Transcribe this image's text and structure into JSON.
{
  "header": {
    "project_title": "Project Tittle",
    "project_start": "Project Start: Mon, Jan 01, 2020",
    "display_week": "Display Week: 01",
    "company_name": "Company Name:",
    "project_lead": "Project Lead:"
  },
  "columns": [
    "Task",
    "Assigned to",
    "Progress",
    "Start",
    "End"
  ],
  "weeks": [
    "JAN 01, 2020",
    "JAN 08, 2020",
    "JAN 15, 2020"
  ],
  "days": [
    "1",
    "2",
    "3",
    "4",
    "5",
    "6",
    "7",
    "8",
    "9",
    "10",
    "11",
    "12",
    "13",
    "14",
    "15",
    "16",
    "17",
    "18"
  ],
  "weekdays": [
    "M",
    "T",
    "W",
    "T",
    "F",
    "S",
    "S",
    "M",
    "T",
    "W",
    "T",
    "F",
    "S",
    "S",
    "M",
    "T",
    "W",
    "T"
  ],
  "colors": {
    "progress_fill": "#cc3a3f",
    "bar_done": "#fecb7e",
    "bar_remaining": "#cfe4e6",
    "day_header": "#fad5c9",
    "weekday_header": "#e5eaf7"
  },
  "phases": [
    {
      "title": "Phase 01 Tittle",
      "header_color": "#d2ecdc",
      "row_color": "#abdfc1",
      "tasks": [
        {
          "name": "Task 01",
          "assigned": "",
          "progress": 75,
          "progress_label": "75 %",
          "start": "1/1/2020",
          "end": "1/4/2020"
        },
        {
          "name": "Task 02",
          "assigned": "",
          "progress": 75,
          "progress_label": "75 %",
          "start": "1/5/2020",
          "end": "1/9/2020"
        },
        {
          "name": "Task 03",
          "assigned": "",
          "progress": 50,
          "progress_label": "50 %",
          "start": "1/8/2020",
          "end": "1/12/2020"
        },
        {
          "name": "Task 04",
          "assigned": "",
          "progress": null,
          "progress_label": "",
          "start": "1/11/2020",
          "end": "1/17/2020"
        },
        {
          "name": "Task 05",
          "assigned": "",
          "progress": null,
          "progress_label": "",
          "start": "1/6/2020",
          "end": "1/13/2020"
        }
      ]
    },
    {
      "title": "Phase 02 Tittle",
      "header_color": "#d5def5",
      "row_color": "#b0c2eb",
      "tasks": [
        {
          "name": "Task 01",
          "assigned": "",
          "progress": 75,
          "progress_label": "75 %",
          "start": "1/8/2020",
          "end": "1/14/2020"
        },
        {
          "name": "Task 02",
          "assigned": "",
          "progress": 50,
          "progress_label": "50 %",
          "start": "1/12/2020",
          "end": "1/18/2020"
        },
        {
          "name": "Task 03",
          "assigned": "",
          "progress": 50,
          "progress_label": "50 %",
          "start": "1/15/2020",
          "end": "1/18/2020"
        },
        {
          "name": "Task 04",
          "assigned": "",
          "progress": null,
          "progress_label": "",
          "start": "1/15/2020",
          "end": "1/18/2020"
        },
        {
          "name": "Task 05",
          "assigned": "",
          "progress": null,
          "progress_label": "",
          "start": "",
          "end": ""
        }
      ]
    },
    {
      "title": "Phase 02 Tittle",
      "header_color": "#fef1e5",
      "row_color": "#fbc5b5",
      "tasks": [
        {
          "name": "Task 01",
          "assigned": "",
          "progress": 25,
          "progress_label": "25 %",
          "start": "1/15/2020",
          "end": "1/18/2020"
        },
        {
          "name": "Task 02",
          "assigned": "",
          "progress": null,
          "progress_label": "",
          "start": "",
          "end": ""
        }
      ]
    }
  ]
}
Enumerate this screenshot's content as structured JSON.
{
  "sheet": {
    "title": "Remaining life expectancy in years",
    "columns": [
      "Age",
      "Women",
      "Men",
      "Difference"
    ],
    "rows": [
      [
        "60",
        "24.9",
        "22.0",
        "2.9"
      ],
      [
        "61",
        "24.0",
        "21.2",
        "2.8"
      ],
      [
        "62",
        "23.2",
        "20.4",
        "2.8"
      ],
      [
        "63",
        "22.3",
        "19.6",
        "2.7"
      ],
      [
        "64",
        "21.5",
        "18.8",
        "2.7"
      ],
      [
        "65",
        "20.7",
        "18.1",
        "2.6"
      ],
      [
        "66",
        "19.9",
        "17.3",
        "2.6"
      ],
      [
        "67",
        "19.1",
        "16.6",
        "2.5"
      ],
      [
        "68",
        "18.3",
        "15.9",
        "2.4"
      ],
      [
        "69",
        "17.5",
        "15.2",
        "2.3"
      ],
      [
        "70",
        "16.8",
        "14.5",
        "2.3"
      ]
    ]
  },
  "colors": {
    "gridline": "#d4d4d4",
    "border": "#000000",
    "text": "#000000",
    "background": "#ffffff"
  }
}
───
**WHAT YOU SHOULD DO:** Reproduce the full listing word for word.

**SOLUTION FOR THIS PROBLEM:**
Transcribe this image's text and structure into JSON.
{
  "header": {
    "project_title": "Project Tittle",
    "project_start": "Project Start: Mon, Jan 01, 2020",
    "display_week": "Display Week: 01",
    "company_name": "Company Name:",
    "project_lead": "Project Lead:"
  },
  "columns": [
    "Task",
    "Assigned to",
    "Progress",
    "Start",
    "End"
  ],
  "weeks": [
    "JAN 01, 2020",
    "JAN 08, 2020",
    "JAN 15, 2020"
  ],
  "days": [
    "1",
    "2",
    "3",
    "4",
    "5",
    "6",
    "7",
    "8",
    "9",
    "10",
    "11",
    "12",
    "13",
    "14",
    "15",
    "16",
    "17",
    "18"
  ],
  "weekdays": [
    "M",
    "T",
    "W",
    "T",
    "F",
    "S",
    "S",
    "M",
    "T",
    "W",
    "T",
    "F",
    "S",
    "S",
    "M",
    "T",
    "W",
    "T"
  ],
  "colors": {
    "progress_fill": "#cc3a3f",
    "bar_done": "#fecb7e",
    "bar_remaining": "#cfe4e6",
    "day_header": "#fad5c9",
    "weekday_header": "#e5eaf7"
  },
  "phases": [
    {
      "title": "Phase 01 Tittle",
      "header_color": "#d2ecdc",
      "row_color": "#abdfc1",
      "tasks": [
        {
          "name": "Task 01",
          "assigned": "",
          "progress": 75,
          "progress_label": "75 %",
          "start": "1/1/2020",
          "end": "1/4/2020"
        },
        {
          "name": "Task 02",
          "assigned": "",
          "progress": 75,
          "progress_label": "75 %",
          "start": "1/5/2020",
          "end": "1/9/2020"
        },
        {
          "name": "Task 03",
          "assigned": "",
          "progress": 50,
          "progress_label": "50 %",
          "start": "1/8/2020",
          "end": "1/12/2020"
        },
        {
          "name": "Task 04",
          "assigned": "",
          "progress": null,
          "progress_label": "",
          "start": "1/11/2020",
          "end": "1/17/2020"
        },
        {
          "name": "Task 05",
          "assigned": "",
          "progress": null,
          "progress_label": "",
          "start": "1/6/2020",
          "end": "1/13/2020"
        }
      ]
    },
    {
      "title": "Phase 02 Tittle",
      "header_color": "#d5def5",
      "row_color": "#b0c2eb",
      "tasks": [
        {
          "name": "Task 01",
          "assigned": "",
          "progress": 75,
          "progress_label": "75 %",
          "start": "1/8/2020",
          "end": "1/14/2020"
        },
        {
          "name": "Task 02",
          "assigned": "",
          "progress": 50,
          "progress_label": "50 %",
          "start": "1/12/2020",
          "end": "1/18/2020"
        },
        {
          "name": "Task 03",
          "assigned": "",
          "progress": 50,
          "progress_label": "50 %",
          "start": "1/15/2020",
          "end": "1/18/2020"
        },
        {
          "name": "Task 04",
          "assigned": "",
          "progress": null,
          "progress_label": "",
          "start": "1/15/2020",
          "end": "1/18/2020"
        },
        {
          "name": "Task 05",
          "assigned": "",
          "progress": null,
          "progress_label": "",
          "start": "",
          "end": ""
        }
      ]
    },
    {
      "title": "Phase 02 Tittle",
      "header_color": "#fef1e5",
      "row_color": "#fbc5b5",
      "tasks": [
        {
          "name": "Task 01",
          "assigned": "",
          "progress": 25,
          "progress_label": "25 %",
          "start": "1/15/2020",
          "end": "1/18/2020"
        },
        {
          "name": "Task 02",
          "assigned": "",
          "progress": null,
          "progress_label": "",
          "start": "",
          "end": ""
        }
      ]
    }
  ]
}
Enumerate this screenshot's content as structured JSON.
{
  "sheet": {
    "title": "Remaining life expectancy in years",
    "columns": [
      "Age",
      "Women",
      "Men",
      "Difference"
    ],
    "rows": [
      [
        "60",
        "24.9",
        "22.0",
        "2.9"
      ],
      [
        "61",
        "24.0",
        "21.2",
        "2.8"
      ],
      [
        "62",
        "23.2",
        "20.4",
        "2.8"
      ],
      [
        "63",
        "22.3",
        "19.6",
        "2.7"
      ],
      [
        "64",
        "21.5",
        "18.8",
        "2.7"
      ],
      [
        "65",
        "20.7",
        "18.1",
        "2.6"
      ],
      [
        "66",
        "19.9",
        "17.3",
        "2.6"
      ],
      [
        "67",
        "19.1",
        "16.6",
        "2.5"
      ],
      [
        "68",
        "18.3",
        "15.9",
        "2.4"
      ],
      [
        "69",
        "17.5",
        "15.2",
        "2.3"
      ],
      [
        "70",
        "16.8",
        "14.5",
        "2.3"
      ]
    ]
  },
  "colors": {
    "gridline": "#d4d4d4",
    "border": "#000000",
    "text": "#000000",
    "background": "#ffffff"
  }
}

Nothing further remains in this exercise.